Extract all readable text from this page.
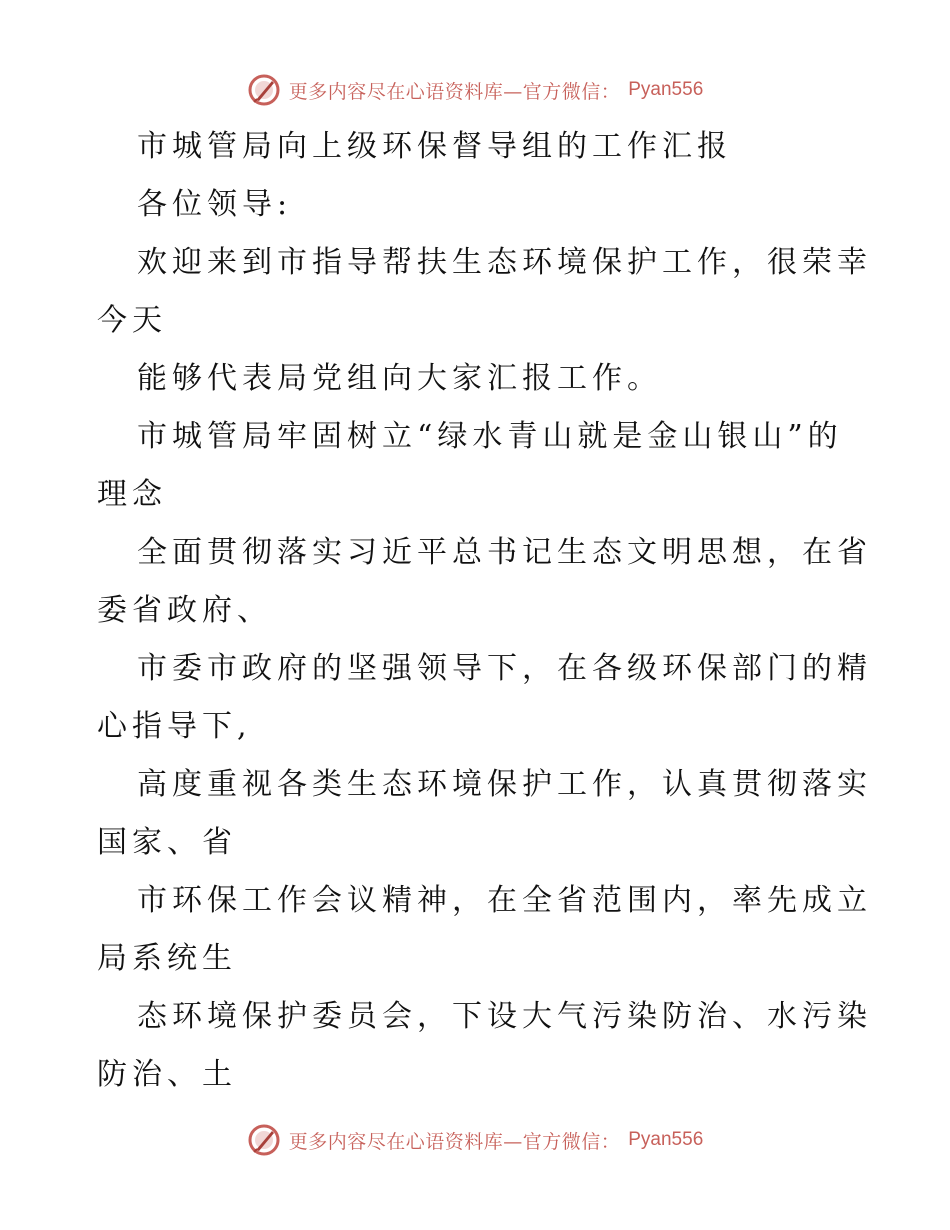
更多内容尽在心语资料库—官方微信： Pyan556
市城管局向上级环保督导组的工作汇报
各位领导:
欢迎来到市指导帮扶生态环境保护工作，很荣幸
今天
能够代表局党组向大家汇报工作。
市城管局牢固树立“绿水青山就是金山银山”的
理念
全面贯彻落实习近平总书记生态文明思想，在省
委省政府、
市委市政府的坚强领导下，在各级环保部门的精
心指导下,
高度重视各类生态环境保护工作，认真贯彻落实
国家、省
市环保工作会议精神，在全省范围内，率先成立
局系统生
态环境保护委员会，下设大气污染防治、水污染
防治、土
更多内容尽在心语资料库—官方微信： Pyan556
• • • •
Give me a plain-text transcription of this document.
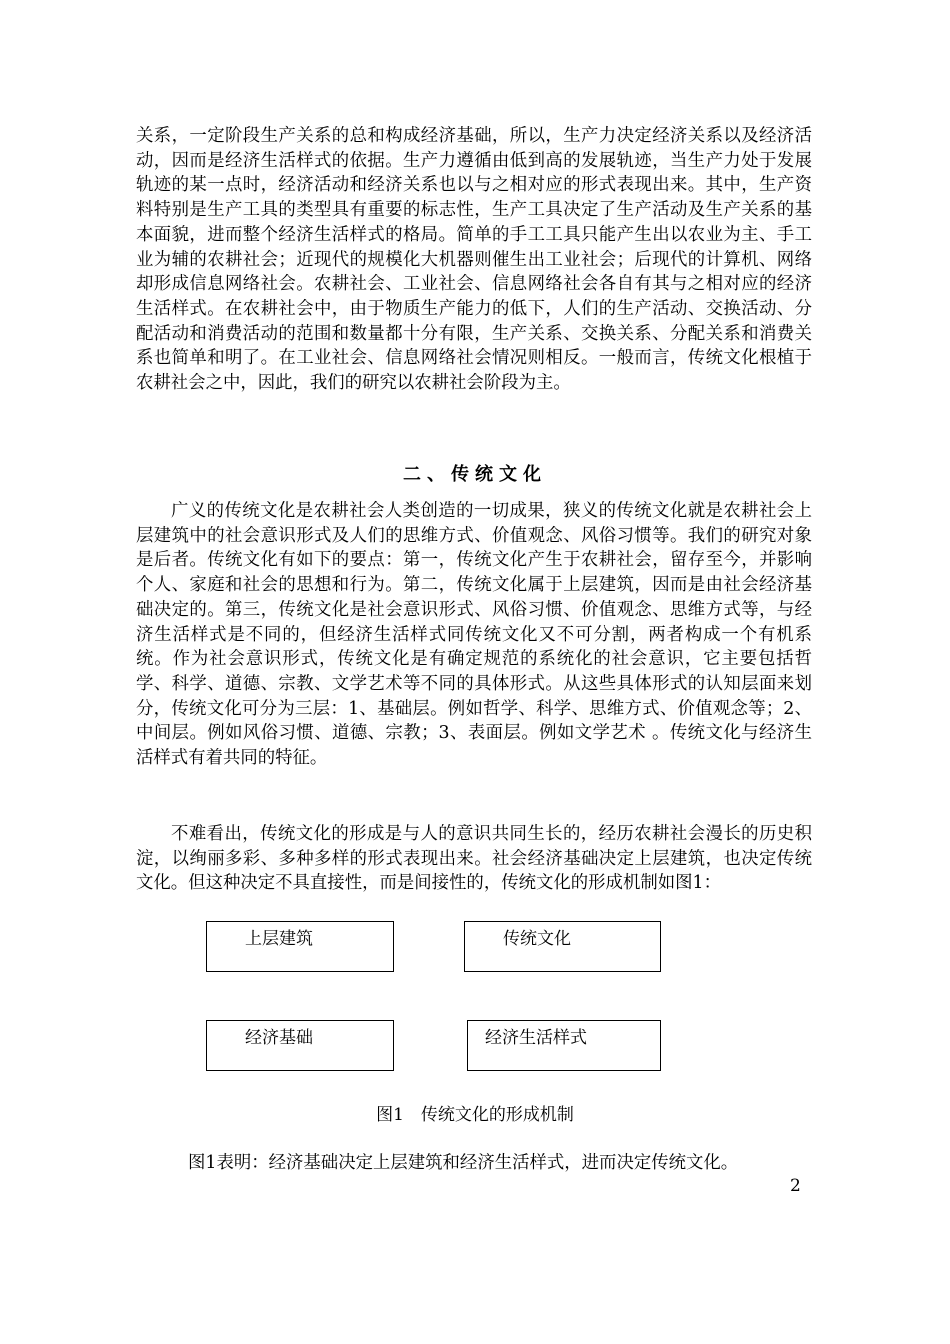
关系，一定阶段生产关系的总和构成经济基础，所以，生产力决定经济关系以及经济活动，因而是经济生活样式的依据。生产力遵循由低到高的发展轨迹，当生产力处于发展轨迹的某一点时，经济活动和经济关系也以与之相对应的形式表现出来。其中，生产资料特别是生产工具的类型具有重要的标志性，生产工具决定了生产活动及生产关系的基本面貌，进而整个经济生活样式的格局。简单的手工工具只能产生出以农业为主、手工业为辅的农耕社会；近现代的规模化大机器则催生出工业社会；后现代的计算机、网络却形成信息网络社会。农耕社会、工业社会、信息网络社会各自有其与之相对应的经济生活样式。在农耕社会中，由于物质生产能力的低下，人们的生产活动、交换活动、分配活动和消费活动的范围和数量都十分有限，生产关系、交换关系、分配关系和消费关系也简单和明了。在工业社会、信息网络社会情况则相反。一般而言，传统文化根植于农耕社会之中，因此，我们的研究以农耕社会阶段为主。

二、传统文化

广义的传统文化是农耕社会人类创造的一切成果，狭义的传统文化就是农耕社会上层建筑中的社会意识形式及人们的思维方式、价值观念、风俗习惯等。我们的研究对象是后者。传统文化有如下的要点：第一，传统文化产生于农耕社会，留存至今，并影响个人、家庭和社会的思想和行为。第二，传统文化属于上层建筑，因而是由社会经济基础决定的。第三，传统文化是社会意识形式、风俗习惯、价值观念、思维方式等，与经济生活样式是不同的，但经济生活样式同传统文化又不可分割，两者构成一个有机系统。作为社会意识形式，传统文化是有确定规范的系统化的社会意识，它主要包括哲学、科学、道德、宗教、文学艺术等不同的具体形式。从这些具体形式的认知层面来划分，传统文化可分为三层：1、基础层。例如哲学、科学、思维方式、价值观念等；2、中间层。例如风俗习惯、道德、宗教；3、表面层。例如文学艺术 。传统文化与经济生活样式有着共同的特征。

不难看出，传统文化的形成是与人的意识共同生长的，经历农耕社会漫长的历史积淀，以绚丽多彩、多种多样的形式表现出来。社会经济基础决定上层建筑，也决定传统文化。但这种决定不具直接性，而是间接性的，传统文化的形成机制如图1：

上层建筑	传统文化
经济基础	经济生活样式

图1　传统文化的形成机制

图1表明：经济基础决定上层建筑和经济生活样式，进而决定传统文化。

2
• • • •
Directions: Where a line holds "text", copy it out.

Solved problem:
Extract all readable text from this page.
Give me a plain-text transcription of this document.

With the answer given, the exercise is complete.